Short problem:
Check each line of the material below for the string "公司性质", then report how many lines have it, and nothing else.

— START OF Dataset excerpts —

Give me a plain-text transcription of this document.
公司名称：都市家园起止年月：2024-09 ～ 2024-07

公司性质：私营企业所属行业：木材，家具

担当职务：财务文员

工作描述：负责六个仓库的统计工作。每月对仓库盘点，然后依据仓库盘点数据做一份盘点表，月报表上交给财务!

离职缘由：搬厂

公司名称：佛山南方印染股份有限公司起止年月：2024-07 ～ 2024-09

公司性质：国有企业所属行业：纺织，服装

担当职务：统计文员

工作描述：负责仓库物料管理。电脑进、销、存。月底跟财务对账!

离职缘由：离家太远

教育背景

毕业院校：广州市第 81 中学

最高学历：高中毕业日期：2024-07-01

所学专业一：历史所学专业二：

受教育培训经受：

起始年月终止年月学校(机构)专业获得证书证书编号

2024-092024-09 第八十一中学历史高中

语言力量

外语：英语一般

— END OF Dataset excerpts —

Written answer:
2